## Written problem:
Copy every line of the entries that includes the word "name".

## Recorded information:
§ §
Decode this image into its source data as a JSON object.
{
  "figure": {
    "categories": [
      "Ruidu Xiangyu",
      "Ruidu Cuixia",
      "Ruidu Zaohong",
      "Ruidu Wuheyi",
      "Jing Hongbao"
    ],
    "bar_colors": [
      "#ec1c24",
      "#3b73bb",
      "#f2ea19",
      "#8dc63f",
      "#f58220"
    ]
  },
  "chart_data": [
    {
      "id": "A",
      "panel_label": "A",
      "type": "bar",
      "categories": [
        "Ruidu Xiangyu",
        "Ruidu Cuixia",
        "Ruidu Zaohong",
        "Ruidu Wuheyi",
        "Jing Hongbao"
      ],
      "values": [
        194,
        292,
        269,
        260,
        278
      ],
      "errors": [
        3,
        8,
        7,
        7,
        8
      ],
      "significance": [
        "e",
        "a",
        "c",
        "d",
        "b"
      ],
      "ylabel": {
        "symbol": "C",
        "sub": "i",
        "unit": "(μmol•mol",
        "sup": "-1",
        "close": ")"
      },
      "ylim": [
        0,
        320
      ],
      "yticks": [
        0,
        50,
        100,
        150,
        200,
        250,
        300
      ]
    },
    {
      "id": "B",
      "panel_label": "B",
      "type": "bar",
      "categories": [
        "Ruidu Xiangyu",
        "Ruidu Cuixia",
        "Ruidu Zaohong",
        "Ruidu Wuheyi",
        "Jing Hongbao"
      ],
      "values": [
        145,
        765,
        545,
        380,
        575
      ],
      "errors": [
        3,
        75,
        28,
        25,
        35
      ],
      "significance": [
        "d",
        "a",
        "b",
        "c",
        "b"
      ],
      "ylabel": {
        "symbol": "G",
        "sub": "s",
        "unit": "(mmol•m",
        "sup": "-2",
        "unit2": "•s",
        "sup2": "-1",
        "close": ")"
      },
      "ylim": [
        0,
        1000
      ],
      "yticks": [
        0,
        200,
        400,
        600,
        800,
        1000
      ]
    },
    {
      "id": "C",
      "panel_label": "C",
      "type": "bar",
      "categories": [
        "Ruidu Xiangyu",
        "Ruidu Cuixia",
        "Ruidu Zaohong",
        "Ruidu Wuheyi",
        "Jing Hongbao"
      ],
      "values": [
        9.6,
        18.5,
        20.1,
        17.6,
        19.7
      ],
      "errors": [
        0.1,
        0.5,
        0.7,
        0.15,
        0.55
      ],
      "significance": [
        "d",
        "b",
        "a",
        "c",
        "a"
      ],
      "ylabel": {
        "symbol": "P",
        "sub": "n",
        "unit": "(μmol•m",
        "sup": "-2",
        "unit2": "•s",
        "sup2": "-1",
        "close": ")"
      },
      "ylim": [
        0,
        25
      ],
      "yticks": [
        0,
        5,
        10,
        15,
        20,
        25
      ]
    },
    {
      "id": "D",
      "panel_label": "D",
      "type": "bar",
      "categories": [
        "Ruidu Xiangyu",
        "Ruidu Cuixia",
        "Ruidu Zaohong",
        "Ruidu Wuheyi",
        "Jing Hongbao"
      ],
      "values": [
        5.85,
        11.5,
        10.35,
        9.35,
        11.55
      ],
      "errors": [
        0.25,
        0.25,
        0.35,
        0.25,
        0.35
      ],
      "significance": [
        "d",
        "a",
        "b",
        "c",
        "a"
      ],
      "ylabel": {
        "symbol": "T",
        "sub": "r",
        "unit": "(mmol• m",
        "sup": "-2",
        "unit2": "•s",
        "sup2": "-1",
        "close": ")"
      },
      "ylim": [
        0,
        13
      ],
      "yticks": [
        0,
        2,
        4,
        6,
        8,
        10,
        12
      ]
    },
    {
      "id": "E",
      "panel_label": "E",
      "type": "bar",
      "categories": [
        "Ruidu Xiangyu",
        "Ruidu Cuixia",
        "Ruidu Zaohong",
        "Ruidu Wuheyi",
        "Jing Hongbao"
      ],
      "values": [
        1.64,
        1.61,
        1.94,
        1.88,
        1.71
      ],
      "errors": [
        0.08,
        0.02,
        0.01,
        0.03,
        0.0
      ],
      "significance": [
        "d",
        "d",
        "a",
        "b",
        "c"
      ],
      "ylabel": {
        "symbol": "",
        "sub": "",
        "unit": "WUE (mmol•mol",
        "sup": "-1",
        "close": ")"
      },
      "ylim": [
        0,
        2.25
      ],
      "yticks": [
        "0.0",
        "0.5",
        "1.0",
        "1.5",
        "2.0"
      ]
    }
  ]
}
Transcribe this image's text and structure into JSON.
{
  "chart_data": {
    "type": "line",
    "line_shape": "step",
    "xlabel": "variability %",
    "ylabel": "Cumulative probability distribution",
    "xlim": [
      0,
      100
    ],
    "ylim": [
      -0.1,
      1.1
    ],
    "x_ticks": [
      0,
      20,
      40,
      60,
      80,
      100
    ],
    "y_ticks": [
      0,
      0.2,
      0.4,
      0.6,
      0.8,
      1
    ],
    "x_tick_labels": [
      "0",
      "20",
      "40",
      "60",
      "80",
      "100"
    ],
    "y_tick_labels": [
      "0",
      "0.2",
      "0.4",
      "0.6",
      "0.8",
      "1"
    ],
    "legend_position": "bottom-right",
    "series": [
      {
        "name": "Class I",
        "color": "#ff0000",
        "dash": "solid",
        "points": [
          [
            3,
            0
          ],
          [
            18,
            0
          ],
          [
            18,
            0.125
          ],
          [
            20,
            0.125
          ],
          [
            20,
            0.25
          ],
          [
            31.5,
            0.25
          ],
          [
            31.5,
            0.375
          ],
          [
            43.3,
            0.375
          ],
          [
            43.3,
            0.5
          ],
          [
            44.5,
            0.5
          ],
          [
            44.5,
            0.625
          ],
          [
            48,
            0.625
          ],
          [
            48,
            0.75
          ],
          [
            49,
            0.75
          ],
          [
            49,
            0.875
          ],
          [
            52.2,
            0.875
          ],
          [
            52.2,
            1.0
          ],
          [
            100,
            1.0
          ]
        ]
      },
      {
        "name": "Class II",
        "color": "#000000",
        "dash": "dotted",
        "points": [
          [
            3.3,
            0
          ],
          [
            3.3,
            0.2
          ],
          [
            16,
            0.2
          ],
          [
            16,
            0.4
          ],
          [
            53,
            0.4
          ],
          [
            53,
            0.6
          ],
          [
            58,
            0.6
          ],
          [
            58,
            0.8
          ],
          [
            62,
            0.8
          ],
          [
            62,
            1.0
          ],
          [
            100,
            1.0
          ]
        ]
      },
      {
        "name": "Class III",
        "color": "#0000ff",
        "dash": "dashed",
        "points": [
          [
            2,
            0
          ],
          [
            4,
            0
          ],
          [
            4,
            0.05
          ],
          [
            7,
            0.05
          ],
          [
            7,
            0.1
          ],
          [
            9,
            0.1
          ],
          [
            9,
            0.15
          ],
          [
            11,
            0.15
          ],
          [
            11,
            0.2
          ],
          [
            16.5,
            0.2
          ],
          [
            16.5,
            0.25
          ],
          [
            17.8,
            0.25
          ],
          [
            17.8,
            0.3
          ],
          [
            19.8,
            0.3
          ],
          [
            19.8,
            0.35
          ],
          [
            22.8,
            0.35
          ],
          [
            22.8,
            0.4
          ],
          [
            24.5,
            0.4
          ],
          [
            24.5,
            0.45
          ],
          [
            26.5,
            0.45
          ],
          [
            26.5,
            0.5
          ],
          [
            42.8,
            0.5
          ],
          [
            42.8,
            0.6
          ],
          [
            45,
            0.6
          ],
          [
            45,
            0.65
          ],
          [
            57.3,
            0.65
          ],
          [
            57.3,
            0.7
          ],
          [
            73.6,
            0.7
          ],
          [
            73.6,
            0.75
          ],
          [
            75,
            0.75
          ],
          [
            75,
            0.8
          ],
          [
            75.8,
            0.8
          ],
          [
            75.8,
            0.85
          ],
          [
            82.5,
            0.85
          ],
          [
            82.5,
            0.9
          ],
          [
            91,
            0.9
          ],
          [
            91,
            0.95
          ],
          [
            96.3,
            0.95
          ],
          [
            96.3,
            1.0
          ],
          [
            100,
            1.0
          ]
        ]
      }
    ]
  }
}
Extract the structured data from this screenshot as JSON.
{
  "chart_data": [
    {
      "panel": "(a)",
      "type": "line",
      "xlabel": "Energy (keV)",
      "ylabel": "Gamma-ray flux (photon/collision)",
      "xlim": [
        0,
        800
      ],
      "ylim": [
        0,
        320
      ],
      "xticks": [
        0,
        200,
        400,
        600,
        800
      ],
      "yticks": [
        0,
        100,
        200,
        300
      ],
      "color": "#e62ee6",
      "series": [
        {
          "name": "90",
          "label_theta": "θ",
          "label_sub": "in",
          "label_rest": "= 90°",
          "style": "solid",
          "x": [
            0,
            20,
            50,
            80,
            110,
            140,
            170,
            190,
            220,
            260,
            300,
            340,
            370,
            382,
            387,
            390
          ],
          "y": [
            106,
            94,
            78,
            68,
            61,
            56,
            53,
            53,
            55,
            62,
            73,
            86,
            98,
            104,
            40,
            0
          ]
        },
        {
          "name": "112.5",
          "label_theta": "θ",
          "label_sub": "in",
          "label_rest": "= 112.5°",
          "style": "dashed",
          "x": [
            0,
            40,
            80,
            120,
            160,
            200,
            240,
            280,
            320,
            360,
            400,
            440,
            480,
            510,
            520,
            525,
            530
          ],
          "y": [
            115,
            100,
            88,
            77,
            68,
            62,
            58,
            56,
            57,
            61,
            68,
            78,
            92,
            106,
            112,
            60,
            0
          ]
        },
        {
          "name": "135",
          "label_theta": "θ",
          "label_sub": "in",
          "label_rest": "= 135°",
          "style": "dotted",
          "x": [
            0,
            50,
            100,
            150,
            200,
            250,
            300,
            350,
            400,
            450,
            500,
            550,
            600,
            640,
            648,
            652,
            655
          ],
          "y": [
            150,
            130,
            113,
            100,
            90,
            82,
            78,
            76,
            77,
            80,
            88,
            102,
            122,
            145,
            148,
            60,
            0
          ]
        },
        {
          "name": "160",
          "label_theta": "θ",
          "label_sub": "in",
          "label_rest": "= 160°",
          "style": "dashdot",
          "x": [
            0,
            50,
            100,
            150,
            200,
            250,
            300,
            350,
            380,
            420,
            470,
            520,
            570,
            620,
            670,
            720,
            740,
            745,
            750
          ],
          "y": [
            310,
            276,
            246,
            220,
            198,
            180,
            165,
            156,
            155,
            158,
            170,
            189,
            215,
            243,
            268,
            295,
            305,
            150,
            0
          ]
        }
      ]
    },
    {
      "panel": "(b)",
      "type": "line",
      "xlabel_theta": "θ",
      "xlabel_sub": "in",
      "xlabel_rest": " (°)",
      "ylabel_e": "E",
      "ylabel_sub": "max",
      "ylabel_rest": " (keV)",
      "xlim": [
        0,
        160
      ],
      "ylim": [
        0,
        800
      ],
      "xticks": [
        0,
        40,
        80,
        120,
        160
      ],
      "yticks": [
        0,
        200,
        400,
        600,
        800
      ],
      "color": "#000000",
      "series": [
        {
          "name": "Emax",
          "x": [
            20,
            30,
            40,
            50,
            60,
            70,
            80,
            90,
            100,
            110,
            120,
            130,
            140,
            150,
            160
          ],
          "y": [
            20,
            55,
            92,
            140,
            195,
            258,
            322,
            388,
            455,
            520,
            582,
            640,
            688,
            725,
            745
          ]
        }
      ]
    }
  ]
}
§ §
## Output of the task:
        "name": "Class I",
        "name": "Class II",
        "name": "Class III",
          "name": "90",
          "name": "112.5",
          "name": "135",
          "name": "160",
          "name": "Emax",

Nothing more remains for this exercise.